- [PROMPT]: Keep only the lines where "копия" appears.

(Dataset rows)
= = = = =
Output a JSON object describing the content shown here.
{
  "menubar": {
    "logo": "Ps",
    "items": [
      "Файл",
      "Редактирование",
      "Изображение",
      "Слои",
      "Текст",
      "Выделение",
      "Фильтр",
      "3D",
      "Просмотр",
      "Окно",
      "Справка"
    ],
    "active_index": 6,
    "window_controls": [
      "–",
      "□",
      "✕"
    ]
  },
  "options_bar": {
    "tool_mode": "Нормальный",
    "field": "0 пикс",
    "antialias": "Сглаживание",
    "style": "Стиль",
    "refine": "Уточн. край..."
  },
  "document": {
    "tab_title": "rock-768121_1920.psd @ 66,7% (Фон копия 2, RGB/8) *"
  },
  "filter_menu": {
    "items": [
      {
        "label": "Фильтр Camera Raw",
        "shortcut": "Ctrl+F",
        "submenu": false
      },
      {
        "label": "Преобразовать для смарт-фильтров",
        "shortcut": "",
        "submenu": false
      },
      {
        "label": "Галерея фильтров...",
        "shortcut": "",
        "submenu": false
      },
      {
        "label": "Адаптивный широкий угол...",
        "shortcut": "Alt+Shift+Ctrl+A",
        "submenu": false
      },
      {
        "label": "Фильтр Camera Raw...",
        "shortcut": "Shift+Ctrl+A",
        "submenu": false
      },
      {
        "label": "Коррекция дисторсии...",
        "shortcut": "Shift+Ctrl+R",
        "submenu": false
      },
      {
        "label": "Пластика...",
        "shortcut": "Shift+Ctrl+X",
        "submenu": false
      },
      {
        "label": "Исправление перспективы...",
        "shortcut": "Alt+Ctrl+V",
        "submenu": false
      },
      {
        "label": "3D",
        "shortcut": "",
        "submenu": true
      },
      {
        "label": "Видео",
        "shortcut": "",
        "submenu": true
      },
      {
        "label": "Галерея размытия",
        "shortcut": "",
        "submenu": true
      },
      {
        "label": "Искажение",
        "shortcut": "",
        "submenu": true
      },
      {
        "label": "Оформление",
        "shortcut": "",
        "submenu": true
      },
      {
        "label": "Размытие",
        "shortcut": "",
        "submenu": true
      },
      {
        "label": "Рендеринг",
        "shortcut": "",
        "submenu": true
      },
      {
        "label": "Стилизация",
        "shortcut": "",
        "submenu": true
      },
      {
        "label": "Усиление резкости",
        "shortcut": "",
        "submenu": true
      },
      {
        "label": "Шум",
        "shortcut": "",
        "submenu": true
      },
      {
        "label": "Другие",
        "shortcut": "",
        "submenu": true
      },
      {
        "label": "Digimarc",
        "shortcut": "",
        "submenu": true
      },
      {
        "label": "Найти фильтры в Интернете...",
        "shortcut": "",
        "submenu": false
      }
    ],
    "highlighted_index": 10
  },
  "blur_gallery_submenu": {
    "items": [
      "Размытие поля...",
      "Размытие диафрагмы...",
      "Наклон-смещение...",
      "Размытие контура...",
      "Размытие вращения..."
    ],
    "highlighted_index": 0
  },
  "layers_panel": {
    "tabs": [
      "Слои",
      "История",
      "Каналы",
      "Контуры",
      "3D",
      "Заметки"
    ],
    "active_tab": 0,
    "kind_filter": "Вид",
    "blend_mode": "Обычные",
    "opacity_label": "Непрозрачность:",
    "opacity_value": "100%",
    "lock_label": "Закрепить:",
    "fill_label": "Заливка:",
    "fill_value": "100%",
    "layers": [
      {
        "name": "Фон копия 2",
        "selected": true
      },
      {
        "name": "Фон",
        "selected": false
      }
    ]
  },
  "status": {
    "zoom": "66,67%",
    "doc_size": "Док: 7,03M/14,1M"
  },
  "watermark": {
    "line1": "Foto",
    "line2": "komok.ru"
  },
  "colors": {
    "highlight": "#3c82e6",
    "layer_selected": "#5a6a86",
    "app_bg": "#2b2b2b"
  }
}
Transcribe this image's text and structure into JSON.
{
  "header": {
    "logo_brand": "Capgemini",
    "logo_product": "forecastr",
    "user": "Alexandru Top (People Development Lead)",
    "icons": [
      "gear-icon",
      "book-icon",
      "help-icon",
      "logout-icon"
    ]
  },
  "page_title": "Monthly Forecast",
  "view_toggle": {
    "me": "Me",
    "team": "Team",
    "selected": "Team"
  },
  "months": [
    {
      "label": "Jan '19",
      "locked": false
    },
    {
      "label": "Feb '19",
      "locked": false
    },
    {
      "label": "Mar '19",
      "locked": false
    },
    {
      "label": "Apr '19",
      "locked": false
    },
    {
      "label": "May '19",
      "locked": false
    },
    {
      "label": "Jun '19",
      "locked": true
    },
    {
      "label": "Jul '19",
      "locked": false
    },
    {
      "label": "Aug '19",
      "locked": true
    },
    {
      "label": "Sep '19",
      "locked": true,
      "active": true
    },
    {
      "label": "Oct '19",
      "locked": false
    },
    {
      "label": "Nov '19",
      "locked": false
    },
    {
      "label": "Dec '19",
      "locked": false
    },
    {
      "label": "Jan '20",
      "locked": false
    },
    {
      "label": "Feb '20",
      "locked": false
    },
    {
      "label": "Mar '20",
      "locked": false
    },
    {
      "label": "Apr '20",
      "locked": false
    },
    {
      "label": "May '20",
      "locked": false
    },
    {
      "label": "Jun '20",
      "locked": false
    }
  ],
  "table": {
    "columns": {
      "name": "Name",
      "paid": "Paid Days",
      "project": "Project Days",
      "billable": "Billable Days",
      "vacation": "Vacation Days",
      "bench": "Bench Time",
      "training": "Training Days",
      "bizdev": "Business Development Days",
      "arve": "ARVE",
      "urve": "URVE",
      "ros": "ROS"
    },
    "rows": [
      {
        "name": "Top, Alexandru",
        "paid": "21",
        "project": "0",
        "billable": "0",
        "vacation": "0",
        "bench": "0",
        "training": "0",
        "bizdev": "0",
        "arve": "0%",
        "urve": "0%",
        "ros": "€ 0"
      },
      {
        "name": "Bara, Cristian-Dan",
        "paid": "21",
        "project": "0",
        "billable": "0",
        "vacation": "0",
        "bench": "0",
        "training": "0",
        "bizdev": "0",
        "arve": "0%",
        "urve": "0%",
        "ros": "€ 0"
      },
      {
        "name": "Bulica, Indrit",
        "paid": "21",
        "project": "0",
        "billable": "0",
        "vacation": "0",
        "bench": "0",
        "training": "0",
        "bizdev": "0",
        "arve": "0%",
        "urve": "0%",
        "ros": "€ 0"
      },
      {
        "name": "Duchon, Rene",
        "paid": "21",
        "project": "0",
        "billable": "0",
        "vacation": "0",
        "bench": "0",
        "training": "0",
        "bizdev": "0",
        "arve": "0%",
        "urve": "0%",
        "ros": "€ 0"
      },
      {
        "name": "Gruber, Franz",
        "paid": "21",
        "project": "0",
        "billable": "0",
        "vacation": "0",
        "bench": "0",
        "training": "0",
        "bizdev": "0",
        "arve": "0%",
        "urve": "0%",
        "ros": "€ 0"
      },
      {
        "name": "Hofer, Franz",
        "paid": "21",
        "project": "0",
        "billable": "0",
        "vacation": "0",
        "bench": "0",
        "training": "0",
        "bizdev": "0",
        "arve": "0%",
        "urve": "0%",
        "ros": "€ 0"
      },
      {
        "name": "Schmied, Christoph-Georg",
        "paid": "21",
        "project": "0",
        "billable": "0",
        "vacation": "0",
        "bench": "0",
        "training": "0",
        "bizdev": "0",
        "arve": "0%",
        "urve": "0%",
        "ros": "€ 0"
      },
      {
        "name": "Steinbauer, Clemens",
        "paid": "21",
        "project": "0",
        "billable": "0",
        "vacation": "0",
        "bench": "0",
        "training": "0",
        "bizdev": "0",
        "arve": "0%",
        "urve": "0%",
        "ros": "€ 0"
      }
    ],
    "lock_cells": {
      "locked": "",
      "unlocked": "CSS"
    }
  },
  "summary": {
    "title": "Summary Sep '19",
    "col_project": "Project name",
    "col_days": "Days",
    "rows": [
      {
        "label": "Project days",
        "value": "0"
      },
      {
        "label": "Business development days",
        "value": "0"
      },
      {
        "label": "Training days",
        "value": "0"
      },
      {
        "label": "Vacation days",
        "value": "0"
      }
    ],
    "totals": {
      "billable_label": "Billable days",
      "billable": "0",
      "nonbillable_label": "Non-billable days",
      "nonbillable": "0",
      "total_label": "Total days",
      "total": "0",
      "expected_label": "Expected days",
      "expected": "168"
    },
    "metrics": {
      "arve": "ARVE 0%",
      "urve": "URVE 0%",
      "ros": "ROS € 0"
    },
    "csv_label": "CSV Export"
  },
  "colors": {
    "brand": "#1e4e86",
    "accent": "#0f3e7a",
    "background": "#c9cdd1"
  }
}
= = = = =
- [SOLUTION FOR THIS EXERCISE]:
    "tab_title": "rock-768121_1920.psd @ 66,7% (Фон копия 2, RGB/8) *"
        "name": "Фон копия 2",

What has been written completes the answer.